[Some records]
================

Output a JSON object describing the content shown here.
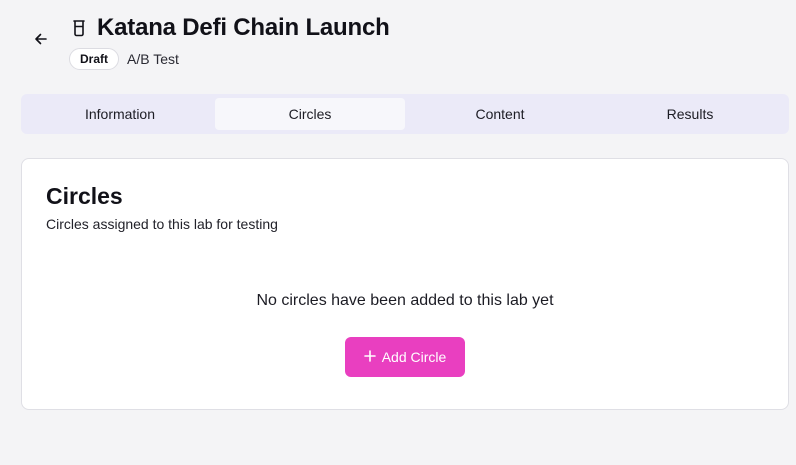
{
  "header": {
    "back_icon": "arrow-left-icon",
    "title_icon": "beaker-icon",
    "title": "Katana Defi Chain Launch",
    "status_badge": "Draft",
    "lab_type": "A/B Test"
  },
  "tabs": [
    {
      "label": "Information",
      "active": false
    },
    {
      "label": "Circles",
      "active": true
    },
    {
      "label": "Content",
      "active": false
    },
    {
      "label": "Results",
      "active": false
    }
  ],
  "circles_card": {
    "title": "Circles",
    "subtitle": "Circles assigned to this lab for testing",
    "empty_message": "No circles have been added to this lab yet",
    "add_button_label": "Add Circle",
    "add_button_icon": "plus-icon"
  },
  "colors": {
    "accent": "#e93fc0",
    "tab_bar_bg": "#ebeaf8",
    "page_bg": "#f4f4f6"
  }
}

================

## Task details
Which lines above contain "icon"? Show each of them.

## Finished exercise
    "back_icon": "arrow-left-icon",
    "title_icon": "beaker-icon",
    "add_button_icon": "plus-icon"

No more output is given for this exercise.